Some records
━━━━
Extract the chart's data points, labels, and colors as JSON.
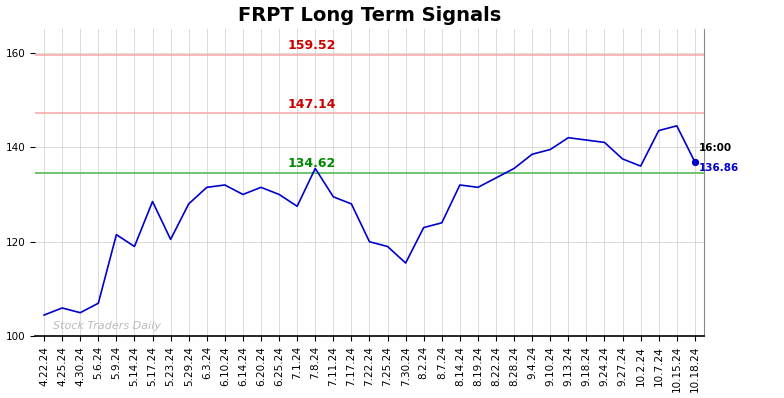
{
  "title": "FRPT Long Term Signals",
  "watermark": "Stock Traders Daily",
  "hline_red1": 159.52,
  "hline_red2": 147.14,
  "hline_green": 134.62,
  "label_red1": "159.52",
  "label_red2": "147.14",
  "label_green": "134.62",
  "last_price": 136.86,
  "last_label": "16:00",
  "ylim": [
    100,
    165
  ],
  "yticks": [
    100,
    120,
    140,
    160
  ],
  "x_labels": [
    "4.22.24",
    "4.25.24",
    "4.30.24",
    "5.6.24",
    "5.9.24",
    "5.14.24",
    "5.17.24",
    "5.23.24",
    "5.29.24",
    "6.3.24",
    "6.10.24",
    "6.14.24",
    "6.20.24",
    "6.25.24",
    "7.1.24",
    "7.8.24",
    "7.11.24",
    "7.17.24",
    "7.22.24",
    "7.25.24",
    "7.30.24",
    "8.2.24",
    "8.7.24",
    "8.14.24",
    "8.19.24",
    "8.22.24",
    "8.28.24",
    "9.4.24",
    "9.10.24",
    "9.13.24",
    "9.18.24",
    "9.24.24",
    "9.27.24",
    "10.2.24",
    "10.7.24",
    "10.15.24",
    "10.18.24"
  ],
  "prices": [
    104.5,
    106.0,
    105.0,
    107.0,
    121.5,
    119.0,
    128.5,
    120.5,
    128.0,
    131.5,
    132.0,
    130.0,
    131.5,
    130.0,
    127.5,
    135.5,
    129.5,
    128.0,
    120.0,
    119.0,
    115.5,
    123.0,
    124.0,
    132.0,
    131.5,
    133.5,
    135.5,
    138.5,
    139.5,
    142.0,
    141.5,
    141.0,
    137.5,
    136.0,
    143.5,
    144.5,
    136.86
  ],
  "line_color": "#0000cc",
  "hline_red_color": "#ffaaaa",
  "hline_green_color": "#55bb55",
  "label_red_color": "#cc0000",
  "label_green_color": "#008800",
  "background_color": "#ffffff",
  "grid_color": "#cccccc",
  "title_fontsize": 14,
  "tick_fontsize": 7.5,
  "watermark_color": "#bbbbbb"
}
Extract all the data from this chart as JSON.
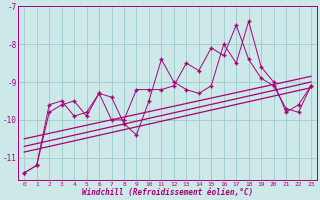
{
  "xlabel": "Windchill (Refroidissement éolien,°C)",
  "bg_color": "#cce8e8",
  "line_color": "#aa0077",
  "grid_color": "#99cccc",
  "ylim": [
    -11.6,
    -7.0
  ],
  "xlim": [
    -0.5,
    23.5
  ],
  "yticks": [
    -11,
    -10,
    -9,
    -8,
    -7
  ],
  "xticks": [
    0,
    1,
    2,
    3,
    4,
    5,
    6,
    7,
    8,
    9,
    10,
    11,
    12,
    13,
    14,
    15,
    16,
    17,
    18,
    19,
    20,
    21,
    22,
    23
  ],
  "series1_x": [
    0,
    1,
    2,
    3,
    4,
    5,
    6,
    7,
    8,
    9,
    10,
    11,
    12,
    13,
    14,
    15,
    16,
    17,
    18,
    19,
    20,
    21,
    22,
    23
  ],
  "series1_y": [
    -11.4,
    -11.2,
    -9.8,
    -9.6,
    -9.5,
    -9.9,
    -9.3,
    -9.4,
    -10.1,
    -10.4,
    -9.5,
    -8.4,
    -9.0,
    -9.2,
    -9.3,
    -9.1,
    -8.0,
    -8.5,
    -7.4,
    -8.6,
    -9.0,
    -9.8,
    -9.6,
    -9.1
  ],
  "series2_x": [
    0,
    1,
    2,
    3,
    4,
    5,
    6,
    7,
    8,
    9,
    10,
    11,
    12,
    13,
    14,
    15,
    16,
    17,
    18,
    19,
    20,
    21,
    22,
    23
  ],
  "series2_y": [
    -11.4,
    -11.2,
    -9.6,
    -9.5,
    -9.9,
    -9.8,
    -9.3,
    -10.0,
    -10.0,
    -9.2,
    -9.2,
    -9.2,
    -9.1,
    -8.5,
    -8.7,
    -8.1,
    -8.3,
    -7.5,
    -8.4,
    -8.9,
    -9.1,
    -9.7,
    -9.8,
    -9.1
  ],
  "trend1_x": [
    0,
    23
  ],
  "trend1_y": [
    -10.5,
    -8.85
  ],
  "trend2_x": [
    0,
    23
  ],
  "trend2_y": [
    -10.7,
    -9.0
  ],
  "trend3_x": [
    0,
    23
  ],
  "trend3_y": [
    -10.85,
    -9.15
  ]
}
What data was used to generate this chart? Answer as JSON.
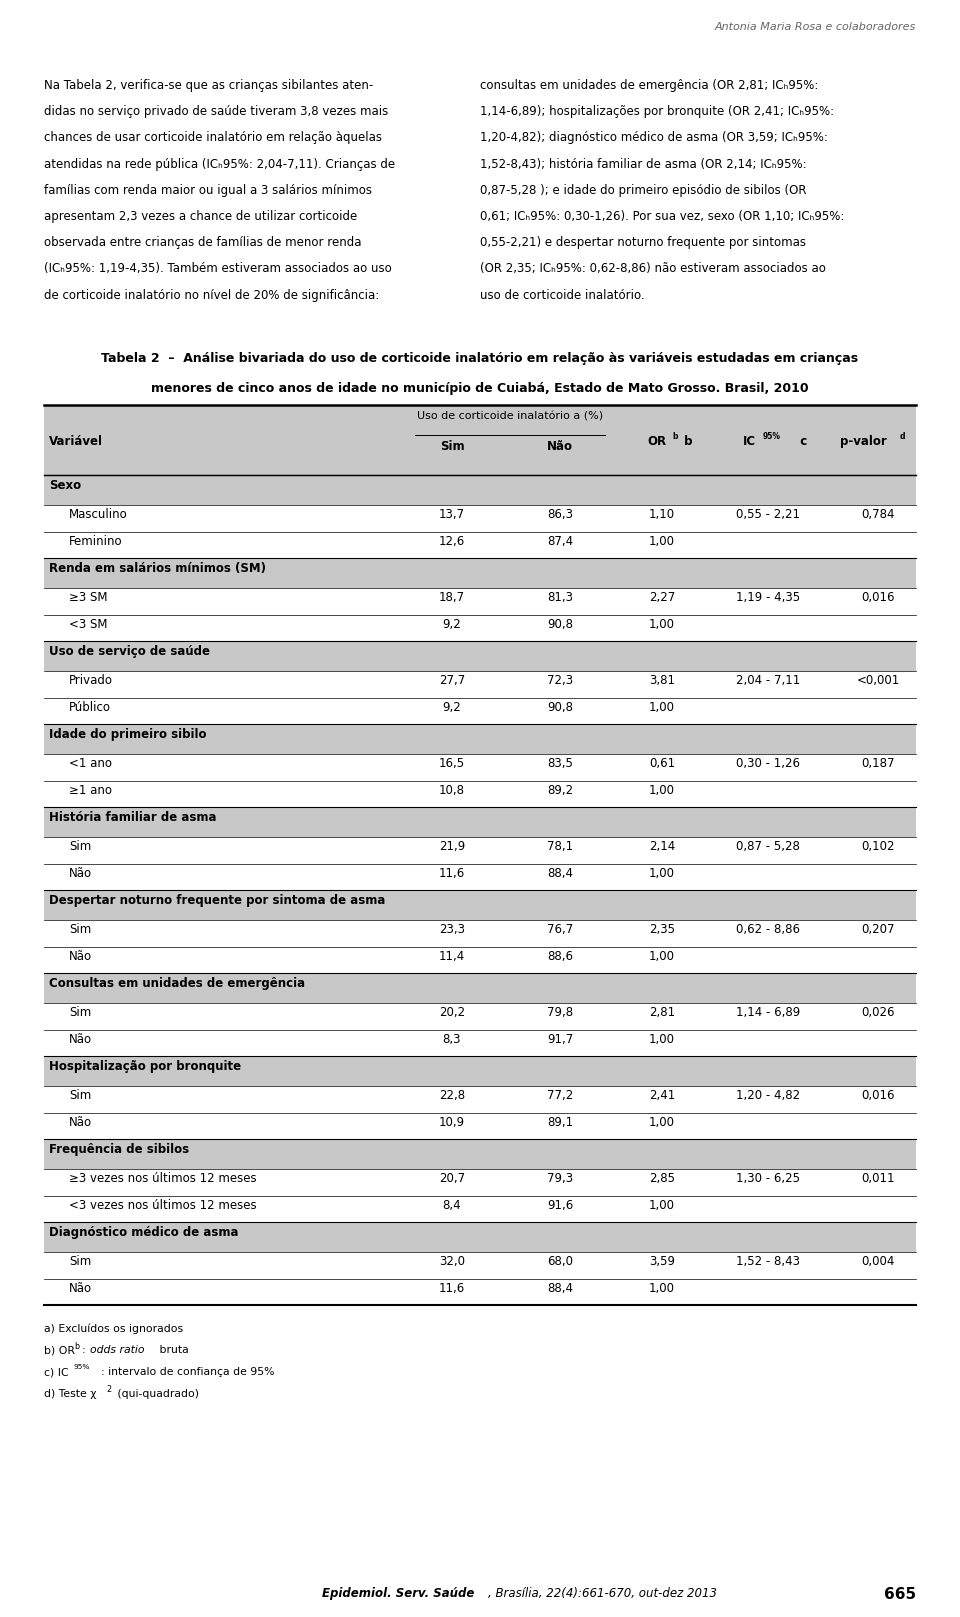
{
  "header_author": "Antonia Maria Rosa e colaboradores",
  "intro_left": "Na Tabela 2, verifica-se que as crianças sibilantes aten-\ndidas no serviço privado de saúde tiveram 3,8 vezes mais\nchances de usar corticoide inalatório em relação àquelas\natendidas na rede pública (ICₕ95%: 2,04-7,11). Crianças de\nfamílias com renda maior ou igual a 3 salários mínimos\napresentam 2,3 vezes a chance de utilizar corticoide\nobservada entre crianças de famílias de menor renda\n(ICₕ95%: 1,19-4,35). Também estiveram associados ao uso\nde corticoide inalatório no nível de 20% de significância:",
  "intro_right": "consultas em unidades de emergência (OR 2,81; ICₕ95%:\n1,14-6,89); hospitalizações por bronquite (OR 2,41; ICₕ95%:\n1,20-4,82); diagnóstico médico de asma (OR 3,59; ICₕ95%:\n1,52-8,43); história familiar de asma (OR 2,14; ICₕ95%:\n0,87-5,28 ); e idade do primeiro episódio de sibilos (OR\n0,61; ICₕ95%: 0,30-1,26). Por sua vez, sexo (OR 1,10; ICₕ95%:\n0,55-2,21) e despertar noturno frequente por sintomas\n(OR 2,35; ICₕ95%: 0,62-8,86) não estiveram associados ao\nuso de corticoide inalatório.",
  "table_title_1": "Tabela 2  –  Análise bivariada do uso de corticoide inalatório em relação às variáveis estudadas em crianças",
  "table_title_2": "menores de cinco anos de idade no município de Cuiabá, Estado de Mato Grosso. Brasil, 2010",
  "sections": [
    {
      "section": "Sexo",
      "rows": [
        {
          "label": "Masculino",
          "sim": "13,7",
          "nao": "86,3",
          "or": "1,10",
          "ic": "0,55 - 2,21",
          "pval": "0,784"
        },
        {
          "label": "Feminino",
          "sim": "12,6",
          "nao": "87,4",
          "or": "1,00",
          "ic": "",
          "pval": ""
        }
      ]
    },
    {
      "section": "Renda em salários mínimos (SM)",
      "rows": [
        {
          "label": "≥3 SM",
          "sim": "18,7",
          "nao": "81,3",
          "or": "2,27",
          "ic": "1,19 - 4,35",
          "pval": "0,016"
        },
        {
          "label": "<3 SM",
          "sim": "9,2",
          "nao": "90,8",
          "or": "1,00",
          "ic": "",
          "pval": ""
        }
      ]
    },
    {
      "section": "Uso de serviço de saúde",
      "rows": [
        {
          "label": "Privado",
          "sim": "27,7",
          "nao": "72,3",
          "or": "3,81",
          "ic": "2,04 - 7,11",
          "pval": "<0,001"
        },
        {
          "label": "Público",
          "sim": "9,2",
          "nao": "90,8",
          "or": "1,00",
          "ic": "",
          "pval": ""
        }
      ]
    },
    {
      "section": "Idade do primeiro sibilo",
      "rows": [
        {
          "label": "<1 ano",
          "sim": "16,5",
          "nao": "83,5",
          "or": "0,61",
          "ic": "0,30 - 1,26",
          "pval": "0,187"
        },
        {
          "label": "≥1 ano",
          "sim": "10,8",
          "nao": "89,2",
          "or": "1,00",
          "ic": "",
          "pval": ""
        }
      ]
    },
    {
      "section": "História familiar de asma",
      "rows": [
        {
          "label": "Sim",
          "sim": "21,9",
          "nao": "78,1",
          "or": "2,14",
          "ic": "0,87 - 5,28",
          "pval": "0,102"
        },
        {
          "label": "Não",
          "sim": "11,6",
          "nao": "88,4",
          "or": "1,00",
          "ic": "",
          "pval": ""
        }
      ]
    },
    {
      "section": "Despertar noturno frequente por sintoma de asma",
      "rows": [
        {
          "label": "Sim",
          "sim": "23,3",
          "nao": "76,7",
          "or": "2,35",
          "ic": "0,62 - 8,86",
          "pval": "0,207"
        },
        {
          "label": "Não",
          "sim": "11,4",
          "nao": "88,6",
          "or": "1,00",
          "ic": "",
          "pval": ""
        }
      ]
    },
    {
      "section": "Consultas em unidades de emergência",
      "rows": [
        {
          "label": "Sim",
          "sim": "20,2",
          "nao": "79,8",
          "or": "2,81",
          "ic": "1,14 - 6,89",
          "pval": "0,026"
        },
        {
          "label": "Não",
          "sim": "8,3",
          "nao": "91,7",
          "or": "1,00",
          "ic": "",
          "pval": ""
        }
      ]
    },
    {
      "section": "Hospitalização por bronquite",
      "rows": [
        {
          "label": "Sim",
          "sim": "22,8",
          "nao": "77,2",
          "or": "2,41",
          "ic": "1,20 - 4,82",
          "pval": "0,016"
        },
        {
          "label": "Não",
          "sim": "10,9",
          "nao": "89,1",
          "or": "1,00",
          "ic": "",
          "pval": ""
        }
      ]
    },
    {
      "section": "Frequência de sibilos",
      "rows": [
        {
          "label": "≥3 vezes nos últimos 12 meses",
          "sim": "20,7",
          "nao": "79,3",
          "or": "2,85",
          "ic": "1,30 - 6,25",
          "pval": "0,011"
        },
        {
          "label": "<3 vezes nos últimos 12 meses",
          "sim": "8,4",
          "nao": "91,6",
          "or": "1,00",
          "ic": "",
          "pval": ""
        }
      ]
    },
    {
      "section": "Diagnóstico médico de asma",
      "rows": [
        {
          "label": "Sim",
          "sim": "32,0",
          "nao": "68,0",
          "or": "3,59",
          "ic": "1,52 - 8,43",
          "pval": "0,004"
        },
        {
          "label": "Não",
          "sim": "11,6",
          "nao": "88,4",
          "or": "1,00",
          "ic": "",
          "pval": ""
        }
      ]
    }
  ],
  "footer_journal_bold": "Epidemiol. Serv. Saúde",
  "footer_rest": ", Brasília, 22(4):661-670, out-dez 2013",
  "footer_page": "665",
  "bg_color": "#ffffff",
  "section_bg": "#c8c8c8",
  "header_bg": "#c8c8c8"
}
━━━━
Which lines above hold the word "meses"? Copy each of them.

__Output of the task__
          "label": "≥3 vezes nos últimos 12 meses",
          "label": "<3 vezes nos últimos 12 meses",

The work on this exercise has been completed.